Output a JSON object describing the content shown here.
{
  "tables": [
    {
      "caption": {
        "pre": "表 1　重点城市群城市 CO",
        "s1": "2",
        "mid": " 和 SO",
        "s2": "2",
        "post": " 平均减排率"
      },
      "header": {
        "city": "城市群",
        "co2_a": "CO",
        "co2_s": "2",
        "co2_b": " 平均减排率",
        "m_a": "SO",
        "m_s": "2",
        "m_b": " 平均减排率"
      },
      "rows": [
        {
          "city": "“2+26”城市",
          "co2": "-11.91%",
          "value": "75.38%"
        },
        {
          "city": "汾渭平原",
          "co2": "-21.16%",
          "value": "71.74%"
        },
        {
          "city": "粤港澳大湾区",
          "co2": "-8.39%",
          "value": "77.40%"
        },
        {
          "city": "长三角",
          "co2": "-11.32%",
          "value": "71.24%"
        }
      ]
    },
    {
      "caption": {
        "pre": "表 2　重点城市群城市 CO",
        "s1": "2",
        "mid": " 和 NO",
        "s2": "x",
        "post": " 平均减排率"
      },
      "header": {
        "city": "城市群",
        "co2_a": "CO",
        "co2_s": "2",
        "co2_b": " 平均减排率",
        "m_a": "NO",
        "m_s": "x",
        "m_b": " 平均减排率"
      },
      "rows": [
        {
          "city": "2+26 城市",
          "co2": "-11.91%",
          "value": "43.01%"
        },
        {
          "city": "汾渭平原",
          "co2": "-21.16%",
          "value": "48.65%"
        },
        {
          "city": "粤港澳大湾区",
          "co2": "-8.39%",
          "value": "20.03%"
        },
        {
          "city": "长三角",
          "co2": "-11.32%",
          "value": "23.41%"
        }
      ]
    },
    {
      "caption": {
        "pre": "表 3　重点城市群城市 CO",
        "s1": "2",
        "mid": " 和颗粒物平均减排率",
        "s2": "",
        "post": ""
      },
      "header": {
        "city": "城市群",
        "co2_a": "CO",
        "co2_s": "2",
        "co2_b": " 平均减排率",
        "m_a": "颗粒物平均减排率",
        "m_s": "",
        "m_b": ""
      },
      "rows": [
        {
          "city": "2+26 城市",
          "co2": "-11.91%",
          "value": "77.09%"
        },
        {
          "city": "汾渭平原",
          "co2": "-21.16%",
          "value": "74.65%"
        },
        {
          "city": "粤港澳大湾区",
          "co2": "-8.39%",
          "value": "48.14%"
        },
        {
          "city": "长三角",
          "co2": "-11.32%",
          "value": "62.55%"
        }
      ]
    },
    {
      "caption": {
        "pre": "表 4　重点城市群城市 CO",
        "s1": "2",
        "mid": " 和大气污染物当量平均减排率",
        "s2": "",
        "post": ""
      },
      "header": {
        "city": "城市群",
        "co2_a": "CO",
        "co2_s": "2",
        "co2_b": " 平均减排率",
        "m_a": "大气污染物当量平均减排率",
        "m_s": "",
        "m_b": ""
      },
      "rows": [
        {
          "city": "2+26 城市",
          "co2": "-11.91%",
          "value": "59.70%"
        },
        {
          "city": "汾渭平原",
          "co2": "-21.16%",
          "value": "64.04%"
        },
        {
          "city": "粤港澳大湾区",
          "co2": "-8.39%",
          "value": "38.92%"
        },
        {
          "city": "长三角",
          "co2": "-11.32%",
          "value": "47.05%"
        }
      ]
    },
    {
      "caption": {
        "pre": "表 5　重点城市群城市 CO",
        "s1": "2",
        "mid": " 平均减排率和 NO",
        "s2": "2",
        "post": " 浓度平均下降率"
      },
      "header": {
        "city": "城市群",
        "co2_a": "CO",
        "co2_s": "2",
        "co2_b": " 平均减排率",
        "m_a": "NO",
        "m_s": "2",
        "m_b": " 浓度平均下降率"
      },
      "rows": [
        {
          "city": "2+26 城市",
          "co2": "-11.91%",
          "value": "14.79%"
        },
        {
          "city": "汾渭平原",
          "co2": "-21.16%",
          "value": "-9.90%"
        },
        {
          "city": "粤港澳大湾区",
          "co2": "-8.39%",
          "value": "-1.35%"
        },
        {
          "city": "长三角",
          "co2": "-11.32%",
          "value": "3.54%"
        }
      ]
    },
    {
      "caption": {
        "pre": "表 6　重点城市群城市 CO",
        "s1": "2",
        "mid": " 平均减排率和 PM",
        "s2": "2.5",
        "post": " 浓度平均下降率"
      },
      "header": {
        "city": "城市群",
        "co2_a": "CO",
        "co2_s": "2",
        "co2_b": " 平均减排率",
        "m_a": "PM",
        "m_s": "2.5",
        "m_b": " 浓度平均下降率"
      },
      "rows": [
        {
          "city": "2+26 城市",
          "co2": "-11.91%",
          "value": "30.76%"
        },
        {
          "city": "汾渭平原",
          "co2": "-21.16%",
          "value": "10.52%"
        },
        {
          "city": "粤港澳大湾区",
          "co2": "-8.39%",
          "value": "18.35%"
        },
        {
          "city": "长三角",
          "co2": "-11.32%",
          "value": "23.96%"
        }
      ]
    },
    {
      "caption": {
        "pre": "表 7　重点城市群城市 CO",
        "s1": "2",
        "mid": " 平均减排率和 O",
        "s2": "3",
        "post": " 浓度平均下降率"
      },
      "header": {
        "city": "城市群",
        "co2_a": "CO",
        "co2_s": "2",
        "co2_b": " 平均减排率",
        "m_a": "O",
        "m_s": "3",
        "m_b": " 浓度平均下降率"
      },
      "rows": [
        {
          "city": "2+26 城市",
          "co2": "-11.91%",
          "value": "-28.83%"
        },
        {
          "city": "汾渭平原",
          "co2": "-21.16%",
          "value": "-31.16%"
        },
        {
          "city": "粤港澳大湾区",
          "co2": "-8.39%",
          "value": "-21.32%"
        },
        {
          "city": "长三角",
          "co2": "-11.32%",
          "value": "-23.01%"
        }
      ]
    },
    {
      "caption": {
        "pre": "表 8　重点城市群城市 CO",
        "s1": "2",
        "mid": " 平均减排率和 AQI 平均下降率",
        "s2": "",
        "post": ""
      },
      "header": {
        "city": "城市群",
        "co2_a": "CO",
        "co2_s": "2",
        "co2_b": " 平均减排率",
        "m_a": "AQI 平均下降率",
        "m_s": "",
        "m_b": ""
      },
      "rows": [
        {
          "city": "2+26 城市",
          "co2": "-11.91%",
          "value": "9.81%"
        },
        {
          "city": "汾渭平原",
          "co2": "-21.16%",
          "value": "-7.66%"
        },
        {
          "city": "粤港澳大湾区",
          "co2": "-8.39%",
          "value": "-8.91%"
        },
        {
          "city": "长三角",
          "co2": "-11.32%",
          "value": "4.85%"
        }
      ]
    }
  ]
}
○ ○ ○ ○ ○ ○ ○
## Written exercise
Output the lines above verbatim and in full.

## Answer to this exercise
Output a JSON object describing the content shown here.
{
  "tables": [
    {
      "caption": {
        "pre": "表 1　重点城市群城市 CO",
        "s1": "2",
        "mid": " 和 SO",
        "s2": "2",
        "post": " 平均减排率"
      },
      "header": {
        "city": "城市群",
        "co2_a": "CO",
        "co2_s": "2",
        "co2_b": " 平均减排率",
        "m_a": "SO",
        "m_s": "2",
        "m_b": " 平均减排率"
      },
      "rows": [
        {
          "city": "“2+26”城市",
          "co2": "-11.91%",
          "value": "75.38%"
        },
        {
          "city": "汾渭平原",
          "co2": "-21.16%",
          "value": "71.74%"
        },
        {
          "city": "粤港澳大湾区",
          "co2": "-8.39%",
          "value": "77.40%"
        },
        {
          "city": "长三角",
          "co2": "-11.32%",
          "value": "71.24%"
        }
      ]
    },
    {
      "caption": {
        "pre": "表 2　重点城市群城市 CO",
        "s1": "2",
        "mid": " 和 NO",
        "s2": "x",
        "post": " 平均减排率"
      },
      "header": {
        "city": "城市群",
        "co2_a": "CO",
        "co2_s": "2",
        "co2_b": " 平均减排率",
        "m_a": "NO",
        "m_s": "x",
        "m_b": " 平均减排率"
      },
      "rows": [
        {
          "city": "2+26 城市",
          "co2": "-11.91%",
          "value": "43.01%"
        },
        {
          "city": "汾渭平原",
          "co2": "-21.16%",
          "value": "48.65%"
        },
        {
          "city": "粤港澳大湾区",
          "co2": "-8.39%",
          "value": "20.03%"
        },
        {
          "city": "长三角",
          "co2": "-11.32%",
          "value": "23.41%"
        }
      ]
    },
    {
      "caption": {
        "pre": "表 3　重点城市群城市 CO",
        "s1": "2",
        "mid": " 和颗粒物平均减排率",
        "s2": "",
        "post": ""
      },
      "header": {
        "city": "城市群",
        "co2_a": "CO",
        "co2_s": "2",
        "co2_b": " 平均减排率",
        "m_a": "颗粒物平均减排率",
        "m_s": "",
        "m_b": ""
      },
      "rows": [
        {
          "city": "2+26 城市",
          "co2": "-11.91%",
          "value": "77.09%"
        },
        {
          "city": "汾渭平原",
          "co2": "-21.16%",
          "value": "74.65%"
        },
        {
          "city": "粤港澳大湾区",
          "co2": "-8.39%",
          "value": "48.14%"
        },
        {
          "city": "长三角",
          "co2": "-11.32%",
          "value": "62.55%"
        }
      ]
    },
    {
      "caption": {
        "pre": "表 4　重点城市群城市 CO",
        "s1": "2",
        "mid": " 和大气污染物当量平均减排率",
        "s2": "",
        "post": ""
      },
      "header": {
        "city": "城市群",
        "co2_a": "CO",
        "co2_s": "2",
        "co2_b": " 平均减排率",
        "m_a": "大气污染物当量平均减排率",
        "m_s": "",
        "m_b": ""
      },
      "rows": [
        {
          "city": "2+26 城市",
          "co2": "-11.91%",
          "value": "59.70%"
        },
        {
          "city": "汾渭平原",
          "co2": "-21.16%",
          "value": "64.04%"
        },
        {
          "city": "粤港澳大湾区",
          "co2": "-8.39%",
          "value": "38.92%"
        },
        {
          "city": "长三角",
          "co2": "-11.32%",
          "value": "47.05%"
        }
      ]
    },
    {
      "caption": {
        "pre": "表 5　重点城市群城市 CO",
        "s1": "2",
        "mid": " 平均减排率和 NO",
        "s2": "2",
        "post": " 浓度平均下降率"
      },
      "header": {
        "city": "城市群",
        "co2_a": "CO",
        "co2_s": "2",
        "co2_b": " 平均减排率",
        "m_a": "NO",
        "m_s": "2",
        "m_b": " 浓度平均下降率"
      },
      "rows": [
        {
          "city": "2+26 城市",
          "co2": "-11.91%",
          "value": "14.79%"
        },
        {
          "city": "汾渭平原",
          "co2": "-21.16%",
          "value": "-9.90%"
        },
        {
          "city": "粤港澳大湾区",
          "co2": "-8.39%",
          "value": "-1.35%"
        },
        {
          "city": "长三角",
          "co2": "-11.32%",
          "value": "3.54%"
        }
      ]
    },
    {
      "caption": {
        "pre": "表 6　重点城市群城市 CO",
        "s1": "2",
        "mid": " 平均减排率和 PM",
        "s2": "2.5",
        "post": " 浓度平均下降率"
      },
      "header": {
        "city": "城市群",
        "co2_a": "CO",
        "co2_s": "2",
        "co2_b": " 平均减排率",
        "m_a": "PM",
        "m_s": "2.5",
        "m_b": " 浓度平均下降率"
      },
      "rows": [
        {
          "city": "2+26 城市",
          "co2": "-11.91%",
          "value": "30.76%"
        },
        {
          "city": "汾渭平原",
          "co2": "-21.16%",
          "value": "10.52%"
        },
        {
          "city": "粤港澳大湾区",
          "co2": "-8.39%",
          "value": "18.35%"
        },
        {
          "city": "长三角",
          "co2": "-11.32%",
          "value": "23.96%"
        }
      ]
    },
    {
      "caption": {
        "pre": "表 7　重点城市群城市 CO",
        "s1": "2",
        "mid": " 平均减排率和 O",
        "s2": "3",
        "post": " 浓度平均下降率"
      },
      "header": {
        "city": "城市群",
        "co2_a": "CO",
        "co2_s": "2",
        "co2_b": " 平均减排率",
        "m_a": "O",
        "m_s": "3",
        "m_b": " 浓度平均下降率"
      },
      "rows": [
        {
          "city": "2+26 城市",
          "co2": "-11.91%",
          "value": "-28.83%"
        },
        {
          "city": "汾渭平原",
          "co2": "-21.16%",
          "value": "-31.16%"
        },
        {
          "city": "粤港澳大湾区",
          "co2": "-8.39%",
          "value": "-21.32%"
        },
        {
          "city": "长三角",
          "co2": "-11.32%",
          "value": "-23.01%"
        }
      ]
    },
    {
      "caption": {
        "pre": "表 8　重点城市群城市 CO",
        "s1": "2",
        "mid": " 平均减排率和 AQI 平均下降率",
        "s2": "",
        "post": ""
      },
      "header": {
        "city": "城市群",
        "co2_a": "CO",
        "co2_s": "2",
        "co2_b": " 平均减排率",
        "m_a": "AQI 平均下降率",
        "m_s": "",
        "m_b": ""
      },
      "rows": [
        {
          "city": "2+26 城市",
          "co2": "-11.91%",
          "value": "9.81%"
        },
        {
          "city": "汾渭平原",
          "co2": "-21.16%",
          "value": "-7.66%"
        },
        {
          "city": "粤港澳大湾区",
          "co2": "-8.39%",
          "value": "-8.91%"
        },
        {
          "city": "长三角",
          "co2": "-11.32%",
          "value": "4.85%"
        }
      ]
    }
  ]
}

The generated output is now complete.